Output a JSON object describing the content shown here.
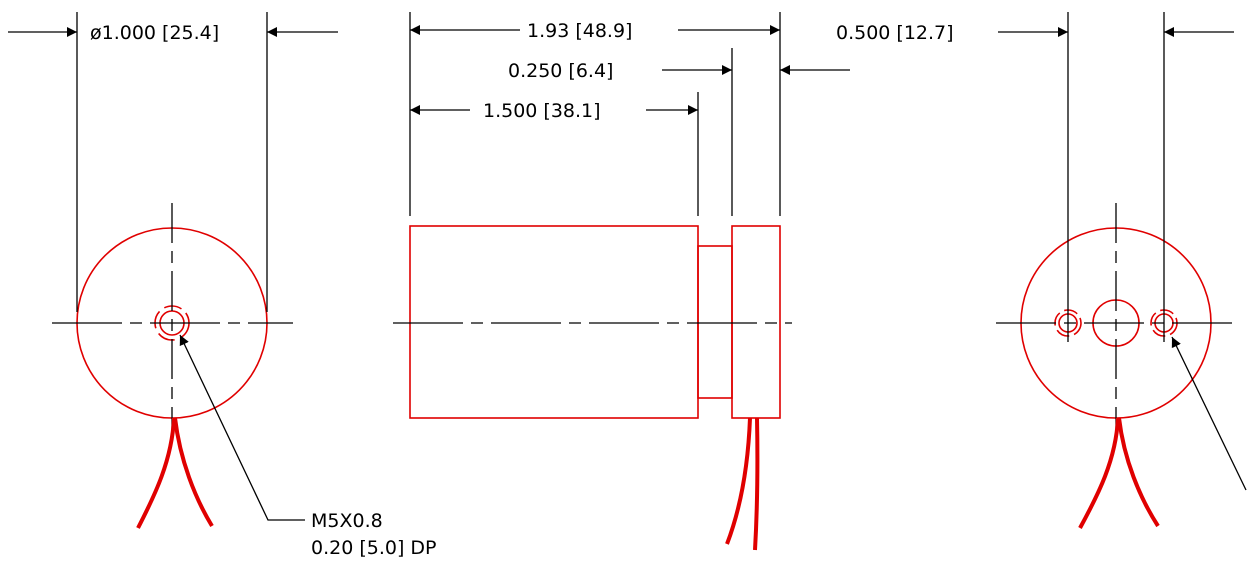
{
  "colors": {
    "part": "#e00000",
    "dimension": "#000000",
    "background": "#ffffff"
  },
  "dimensions": {
    "diameter": "ø1.000 [25.4]",
    "overall_length": "1.93 [48.9]",
    "flange_thickness": "0.250 [6.4]",
    "body_length": "1.500 [38.1]",
    "hole_spacing": "0.500 [12.7]"
  },
  "callout": {
    "thread": "M5X0.8",
    "depth": "0.20 [5.0] DP"
  }
}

* * *

**Task to carry out**.
Every record above should be written out again without change, except that the pictures are left out.

**Task solution**.
Output a JSON object describing the content shown here.
{
  "colors": {
    "part": "#e00000",
    "dimension": "#000000",
    "background": "#ffffff"
  },
  "dimensions": {
    "diameter": "ø1.000 [25.4]",
    "overall_length": "1.93 [48.9]",
    "flange_thickness": "0.250 [6.4]",
    "body_length": "1.500 [38.1]",
    "hole_spacing": "0.500 [12.7]"
  },
  "callout": {
    "thread": "M5X0.8",
    "depth": "0.20 [5.0] DP"
  }
}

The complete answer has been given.